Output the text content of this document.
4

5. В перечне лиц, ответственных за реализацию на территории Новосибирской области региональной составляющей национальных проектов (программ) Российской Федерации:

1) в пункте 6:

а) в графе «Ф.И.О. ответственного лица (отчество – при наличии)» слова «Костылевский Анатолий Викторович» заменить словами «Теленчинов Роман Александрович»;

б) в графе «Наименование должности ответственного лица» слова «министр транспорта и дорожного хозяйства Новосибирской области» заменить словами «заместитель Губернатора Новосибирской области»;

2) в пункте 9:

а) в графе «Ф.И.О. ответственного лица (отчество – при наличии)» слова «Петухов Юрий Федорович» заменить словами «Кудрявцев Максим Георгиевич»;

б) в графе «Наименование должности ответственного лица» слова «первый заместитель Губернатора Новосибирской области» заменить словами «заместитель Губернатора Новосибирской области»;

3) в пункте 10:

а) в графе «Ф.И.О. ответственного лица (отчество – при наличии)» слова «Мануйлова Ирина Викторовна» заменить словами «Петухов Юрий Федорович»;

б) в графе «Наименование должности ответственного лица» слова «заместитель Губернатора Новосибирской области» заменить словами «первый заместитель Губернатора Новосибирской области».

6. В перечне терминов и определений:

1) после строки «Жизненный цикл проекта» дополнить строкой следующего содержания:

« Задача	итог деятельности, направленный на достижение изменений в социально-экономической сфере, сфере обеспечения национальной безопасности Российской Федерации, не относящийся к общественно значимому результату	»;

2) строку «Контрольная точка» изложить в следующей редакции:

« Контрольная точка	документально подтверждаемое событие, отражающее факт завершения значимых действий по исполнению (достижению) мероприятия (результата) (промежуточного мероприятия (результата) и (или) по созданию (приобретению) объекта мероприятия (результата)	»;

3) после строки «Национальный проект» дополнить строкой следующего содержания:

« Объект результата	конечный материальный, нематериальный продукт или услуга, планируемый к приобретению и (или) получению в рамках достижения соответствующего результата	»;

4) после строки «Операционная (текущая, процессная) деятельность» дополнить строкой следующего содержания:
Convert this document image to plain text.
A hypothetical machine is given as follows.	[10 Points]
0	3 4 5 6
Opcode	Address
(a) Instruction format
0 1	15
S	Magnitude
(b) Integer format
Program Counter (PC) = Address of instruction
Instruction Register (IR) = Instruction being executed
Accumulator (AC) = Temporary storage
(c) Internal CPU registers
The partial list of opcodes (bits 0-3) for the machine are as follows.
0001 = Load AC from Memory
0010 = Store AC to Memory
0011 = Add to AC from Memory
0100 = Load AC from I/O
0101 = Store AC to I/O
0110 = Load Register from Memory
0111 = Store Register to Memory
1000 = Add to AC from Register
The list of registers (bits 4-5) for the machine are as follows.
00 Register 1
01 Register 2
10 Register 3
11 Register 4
────────────────
→ Instruction
All lines above with "follows" in them should be returned.

→ Answer in full
A hypothetical machine is given as follows.	[10 Points]
The partial list of opcodes (bits 0-3) for the machine are as follows.
The list of registers (bits 4-5) for the machine are as follows.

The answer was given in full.